» **Okuma metni**:
╭──

1 Ekim’de kuruluşunun 70'inci yılını kutlayan Çin Halk
Cumhuriyeti, askeri geçit töreninde sergilediği türlü savaş
teçhizatlarıyla dünya gündemine oturdu. ABD ile giriştikleri
gizli-açık her türlü rekabette farklı senaryolar ortaya koyulmakla
birlikte yeni bir güç odağının oluştuğu artık bir sır değil. Çin;
sadece teknolojik, askeri ya da ekonomik bir güç değil. Devasa
sinema yatırımları ve her geçen gün giderek büyüyen sinema
endüstrisiyle de yakın zamanın en önemli aktörlerinden biri.
DEVRİMİN İLK DÖNEMİ: SOVYETLER'İN İZİNDE
SİNEMA
Japonya 2'nci Dünya Savaşı sonunda, işgal ettiği Kore ve Çin’den
çıkmıştı. Ardında etkileri silinmeyecek barbarca izler bırakarak
sonlanan bu işgal döneminden sonra, Kore ikiye bölünmüş, Çin iç
savaş sonrasında Mao önderliğinde 1 Ekim 1949’da Çin Halk
Cumhuriyeti’nin kuruluşunu sağlamıştı.

╰──

» **Gösterilen veriler**:
╭──

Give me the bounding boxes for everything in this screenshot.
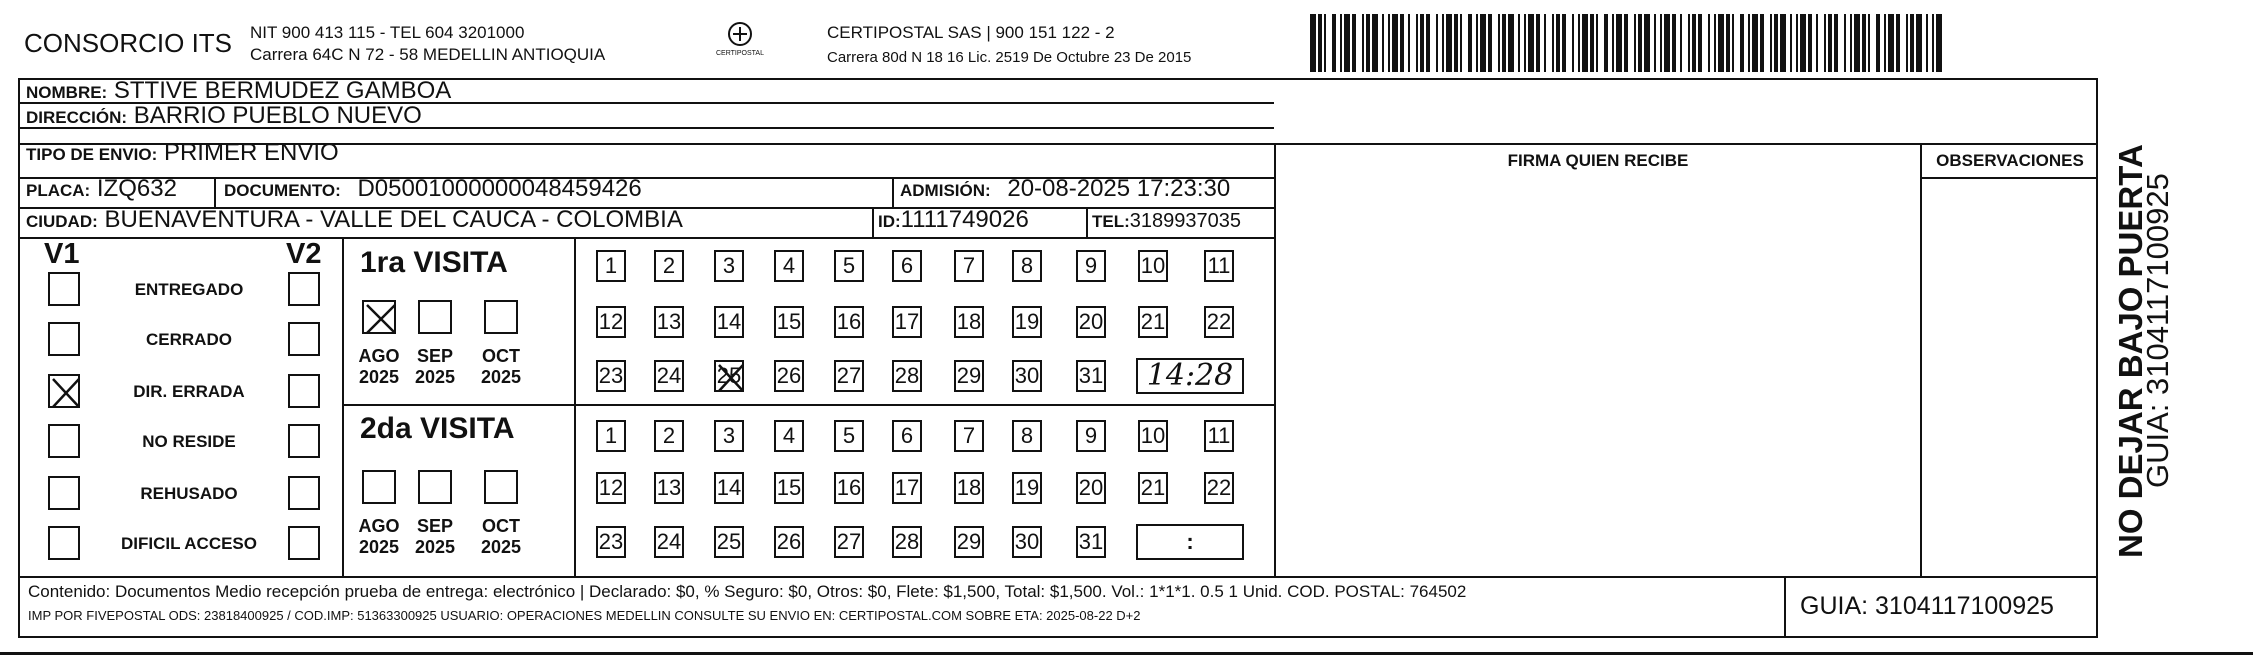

╰──

» **Görevin istediği**: Okuma metninde adı geçen bütün ülkeleri sıralayın. Bu verilere ihtiyaç duyulmamaktadır.

» **Alıştırmanın yanıtı**: Çin (Çin Halk Cumhuriyeti), ABD, Sovyetler, Japonya, Kore